* [Written problem]:
Write the material out again in full, exactly.

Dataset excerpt
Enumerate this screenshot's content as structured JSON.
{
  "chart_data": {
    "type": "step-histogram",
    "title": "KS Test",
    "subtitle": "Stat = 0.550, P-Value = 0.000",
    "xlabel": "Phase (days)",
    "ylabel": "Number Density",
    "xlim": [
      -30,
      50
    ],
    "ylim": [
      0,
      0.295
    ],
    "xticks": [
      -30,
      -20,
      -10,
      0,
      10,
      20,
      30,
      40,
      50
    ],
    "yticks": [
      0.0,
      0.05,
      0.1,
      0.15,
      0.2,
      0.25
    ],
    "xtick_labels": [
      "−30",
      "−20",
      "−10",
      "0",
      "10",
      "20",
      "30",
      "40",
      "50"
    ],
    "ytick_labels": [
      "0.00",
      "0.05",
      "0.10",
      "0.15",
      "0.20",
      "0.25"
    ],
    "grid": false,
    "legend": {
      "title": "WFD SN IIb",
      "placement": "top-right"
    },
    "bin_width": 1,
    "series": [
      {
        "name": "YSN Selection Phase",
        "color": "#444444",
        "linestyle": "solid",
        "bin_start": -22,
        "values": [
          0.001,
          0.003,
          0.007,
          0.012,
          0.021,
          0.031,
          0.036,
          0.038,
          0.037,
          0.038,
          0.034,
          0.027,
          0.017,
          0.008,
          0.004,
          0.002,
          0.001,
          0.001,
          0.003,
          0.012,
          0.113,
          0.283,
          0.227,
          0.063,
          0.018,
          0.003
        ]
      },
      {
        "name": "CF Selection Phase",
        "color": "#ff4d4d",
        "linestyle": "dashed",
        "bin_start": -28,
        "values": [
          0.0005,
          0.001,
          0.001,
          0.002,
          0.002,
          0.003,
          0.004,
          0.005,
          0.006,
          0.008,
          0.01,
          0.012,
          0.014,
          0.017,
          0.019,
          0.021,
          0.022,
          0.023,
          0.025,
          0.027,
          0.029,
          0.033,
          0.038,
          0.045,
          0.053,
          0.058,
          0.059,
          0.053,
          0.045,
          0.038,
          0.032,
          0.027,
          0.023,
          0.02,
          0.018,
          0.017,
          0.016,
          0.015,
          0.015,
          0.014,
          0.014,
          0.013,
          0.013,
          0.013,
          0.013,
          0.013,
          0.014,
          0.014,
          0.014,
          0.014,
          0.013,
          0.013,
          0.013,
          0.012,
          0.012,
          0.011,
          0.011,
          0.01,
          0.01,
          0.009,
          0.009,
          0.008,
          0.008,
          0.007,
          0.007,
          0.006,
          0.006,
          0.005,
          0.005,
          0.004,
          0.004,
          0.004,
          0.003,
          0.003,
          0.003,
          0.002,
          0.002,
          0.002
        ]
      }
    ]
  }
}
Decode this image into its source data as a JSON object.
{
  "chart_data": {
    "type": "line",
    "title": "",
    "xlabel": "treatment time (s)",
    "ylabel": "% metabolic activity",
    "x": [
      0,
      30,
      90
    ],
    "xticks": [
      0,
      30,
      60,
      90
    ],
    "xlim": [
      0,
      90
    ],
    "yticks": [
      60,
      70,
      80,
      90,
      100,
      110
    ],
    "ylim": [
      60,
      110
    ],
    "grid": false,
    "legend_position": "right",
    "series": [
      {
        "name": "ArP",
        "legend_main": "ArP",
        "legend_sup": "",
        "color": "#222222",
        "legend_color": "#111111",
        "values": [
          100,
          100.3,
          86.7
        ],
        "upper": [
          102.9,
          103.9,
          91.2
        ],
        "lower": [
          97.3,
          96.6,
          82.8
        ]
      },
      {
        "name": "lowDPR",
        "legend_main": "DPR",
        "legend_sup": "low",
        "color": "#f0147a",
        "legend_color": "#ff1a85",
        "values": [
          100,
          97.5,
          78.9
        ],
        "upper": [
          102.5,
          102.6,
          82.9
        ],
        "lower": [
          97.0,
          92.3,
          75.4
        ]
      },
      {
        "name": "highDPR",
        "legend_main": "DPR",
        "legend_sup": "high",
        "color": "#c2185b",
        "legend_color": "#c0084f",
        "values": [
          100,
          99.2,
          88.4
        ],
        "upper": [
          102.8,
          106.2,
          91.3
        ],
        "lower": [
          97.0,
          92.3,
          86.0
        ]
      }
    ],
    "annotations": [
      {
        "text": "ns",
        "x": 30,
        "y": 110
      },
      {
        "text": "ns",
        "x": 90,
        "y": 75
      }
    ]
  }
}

* [Final result]:
Enumerate this screenshot's content as structured JSON.
{
  "chart_data": {
    "type": "step-histogram",
    "title": "KS Test",
    "subtitle": "Stat = 0.550, P-Value = 0.000",
    "xlabel": "Phase (days)",
    "ylabel": "Number Density",
    "xlim": [
      -30,
      50
    ],
    "ylim": [
      0,
      0.295
    ],
    "xticks": [
      -30,
      -20,
      -10,
      0,
      10,
      20,
      30,
      40,
      50
    ],
    "yticks": [
      0.0,
      0.05,
      0.1,
      0.15,
      0.2,
      0.25
    ],
    "xtick_labels": [
      "−30",
      "−20",
      "−10",
      "0",
      "10",
      "20",
      "30",
      "40",
      "50"
    ],
    "ytick_labels": [
      "0.00",
      "0.05",
      "0.10",
      "0.15",
      "0.20",
      "0.25"
    ],
    "grid": false,
    "legend": {
      "title": "WFD SN IIb",
      "placement": "top-right"
    },
    "bin_width": 1,
    "series": [
      {
        "name": "YSN Selection Phase",
        "color": "#444444",
        "linestyle": "solid",
        "bin_start": -22,
        "values": [
          0.001,
          0.003,
          0.007,
          0.012,
          0.021,
          0.031,
          0.036,
          0.038,
          0.037,
          0.038,
          0.034,
          0.027,
          0.017,
          0.008,
          0.004,
          0.002,
          0.001,
          0.001,
          0.003,
          0.012,
          0.113,
          0.283,
          0.227,
          0.063,
          0.018,
          0.003
        ]
      },
      {
        "name": "CF Selection Phase",
        "color": "#ff4d4d",
        "linestyle": "dashed",
        "bin_start": -28,
        "values": [
          0.0005,
          0.001,
          0.001,
          0.002,
          0.002,
          0.003,
          0.004,
          0.005,
          0.006,
          0.008,
          0.01,
          0.012,
          0.014,
          0.017,
          0.019,
          0.021,
          0.022,
          0.023,
          0.025,
          0.027,
          0.029,
          0.033,
          0.038,
          0.045,
          0.053,
          0.058,
          0.059,
          0.053,
          0.045,
          0.038,
          0.032,
          0.027,
          0.023,
          0.02,
          0.018,
          0.017,
          0.016,
          0.015,
          0.015,
          0.014,
          0.014,
          0.013,
          0.013,
          0.013,
          0.013,
          0.013,
          0.014,
          0.014,
          0.014,
          0.014,
          0.013,
          0.013,
          0.013,
          0.012,
          0.012,
          0.011,
          0.011,
          0.01,
          0.01,
          0.009,
          0.009,
          0.008,
          0.008,
          0.007,
          0.007,
          0.006,
          0.006,
          0.005,
          0.005,
          0.004,
          0.004,
          0.004,
          0.003,
          0.003,
          0.003,
          0.002,
          0.002,
          0.002
        ]
      }
    ]
  }
}
Decode this image into its source data as a JSON object.
{
  "chart_data": {
    "type": "line",
    "title": "",
    "xlabel": "treatment time (s)",
    "ylabel": "% metabolic activity",
    "x": [
      0,
      30,
      90
    ],
    "xticks": [
      0,
      30,
      60,
      90
    ],
    "xlim": [
      0,
      90
    ],
    "yticks": [
      60,
      70,
      80,
      90,
      100,
      110
    ],
    "ylim": [
      60,
      110
    ],
    "grid": false,
    "legend_position": "right",
    "series": [
      {
        "name": "ArP",
        "legend_main": "ArP",
        "legend_sup": "",
        "color": "#222222",
        "legend_color": "#111111",
        "values": [
          100,
          100.3,
          86.7
        ],
        "upper": [
          102.9,
          103.9,
          91.2
        ],
        "lower": [
          97.3,
          96.6,
          82.8
        ]
      },
      {
        "name": "lowDPR",
        "legend_main": "DPR",
        "legend_sup": "low",
        "color": "#f0147a",
        "legend_color": "#ff1a85",
        "values": [
          100,
          97.5,
          78.9
        ],
        "upper": [
          102.5,
          102.6,
          82.9
        ],
        "lower": [
          97.0,
          92.3,
          75.4
        ]
      },
      {
        "name": "highDPR",
        "legend_main": "DPR",
        "legend_sup": "high",
        "color": "#c2185b",
        "legend_color": "#c0084f",
        "values": [
          100,
          99.2,
          88.4
        ],
        "upper": [
          102.8,
          106.2,
          91.3
        ],
        "lower": [
          97.0,
          92.3,
          86.0
        ]
      }
    ],
    "annotations": [
      {
        "text": "ns",
        "x": 30,
        "y": 110
      },
      {
        "text": "ns",
        "x": 90,
        "y": 75
      }
    ]
  }
}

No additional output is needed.